**Exercise details:**
Nothing should be left out: output all of the entries exactly.

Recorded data
════════════════

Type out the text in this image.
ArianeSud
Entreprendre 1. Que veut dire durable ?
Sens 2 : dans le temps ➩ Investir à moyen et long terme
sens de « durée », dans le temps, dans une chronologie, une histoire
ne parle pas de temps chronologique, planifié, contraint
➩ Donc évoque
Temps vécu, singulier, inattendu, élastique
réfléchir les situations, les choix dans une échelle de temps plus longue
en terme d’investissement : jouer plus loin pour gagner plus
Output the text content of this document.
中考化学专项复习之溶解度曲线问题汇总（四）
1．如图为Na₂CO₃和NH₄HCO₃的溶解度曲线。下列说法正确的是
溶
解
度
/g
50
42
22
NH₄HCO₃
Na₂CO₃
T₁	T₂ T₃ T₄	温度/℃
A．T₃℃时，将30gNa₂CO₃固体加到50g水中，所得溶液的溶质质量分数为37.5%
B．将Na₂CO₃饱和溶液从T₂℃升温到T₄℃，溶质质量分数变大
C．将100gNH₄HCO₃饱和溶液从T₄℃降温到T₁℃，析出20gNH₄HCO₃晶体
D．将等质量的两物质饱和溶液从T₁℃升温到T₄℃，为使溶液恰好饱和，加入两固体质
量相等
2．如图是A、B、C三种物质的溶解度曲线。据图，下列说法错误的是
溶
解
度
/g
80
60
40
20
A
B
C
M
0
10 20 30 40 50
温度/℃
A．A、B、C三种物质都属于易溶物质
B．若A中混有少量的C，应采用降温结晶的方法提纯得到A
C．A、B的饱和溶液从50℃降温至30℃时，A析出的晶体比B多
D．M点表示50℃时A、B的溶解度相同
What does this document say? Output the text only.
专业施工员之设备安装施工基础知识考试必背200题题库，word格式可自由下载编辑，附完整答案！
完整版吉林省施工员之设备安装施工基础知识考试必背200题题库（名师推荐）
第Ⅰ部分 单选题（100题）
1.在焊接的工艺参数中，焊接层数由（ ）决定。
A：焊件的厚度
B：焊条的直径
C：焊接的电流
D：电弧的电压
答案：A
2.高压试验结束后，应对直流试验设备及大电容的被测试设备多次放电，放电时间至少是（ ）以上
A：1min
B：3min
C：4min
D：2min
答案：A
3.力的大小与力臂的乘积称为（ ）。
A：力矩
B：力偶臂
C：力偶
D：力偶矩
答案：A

════════════════

**The answer:**
Type out the text in this image.
ArianeSud
Entreprendre 1. Que veut dire durable ?
Sens 2 : dans le temps ➩ Investir à moyen et long terme
sens de « durée », dans le temps, dans une chronologie, une histoire
ne parle pas de temps chronologique, planifié, contraint
➩ Donc évoque
Temps vécu, singulier, inattendu, élastique
réfléchir les situations, les choix dans une échelle de temps plus longue
en terme d’investissement : jouer plus loin pour gagner plus
Output the text content of this document.
中考化学专项复习之溶解度曲线问题汇总（四）
1．如图为Na₂CO₃和NH₄HCO₃的溶解度曲线。下列说法正确的是
溶
解
度
/g
50
42
22
NH₄HCO₃
Na₂CO₃
T₁	T₂ T₃ T₄	温度/℃
A．T₃℃时，将30gNa₂CO₃固体加到50g水中，所得溶液的溶质质量分数为37.5%
B．将Na₂CO₃饱和溶液从T₂℃升温到T₄℃，溶质质量分数变大
C．将100gNH₄HCO₃饱和溶液从T₄℃降温到T₁℃，析出20gNH₄HCO₃晶体
D．将等质量的两物质饱和溶液从T₁℃升温到T₄℃，为使溶液恰好饱和，加入两固体质
量相等
2．如图是A、B、C三种物质的溶解度曲线。据图，下列说法错误的是
溶
解
度
/g
80
60
40
20
A
B
C
M
0
10 20 30 40 50
温度/℃
A．A、B、C三种物质都属于易溶物质
B．若A中混有少量的C，应采用降温结晶的方法提纯得到A
C．A、B的饱和溶液从50℃降温至30℃时，A析出的晶体比B多
D．M点表示50℃时A、B的溶解度相同
What does this document say? Output the text only.
专业施工员之设备安装施工基础知识考试必背200题题库，word格式可自由下载编辑，附完整答案！
完整版吉林省施工员之设备安装施工基础知识考试必背200题题库（名师推荐）
第Ⅰ部分 单选题（100题）
1.在焊接的工艺参数中，焊接层数由（ ）决定。
A：焊件的厚度
B：焊条的直径
C：焊接的电流
D：电弧的电压
答案：A
2.高压试验结束后，应对直流试验设备及大电容的被测试设备多次放电，放电时间至少是（ ）以上
A：1min
B：3min
C：4min
D：2min
答案：A
3.力的大小与力臂的乘积称为（ ）。
A：力矩
B：力偶臂
C：力偶
D：力偶矩
答案：A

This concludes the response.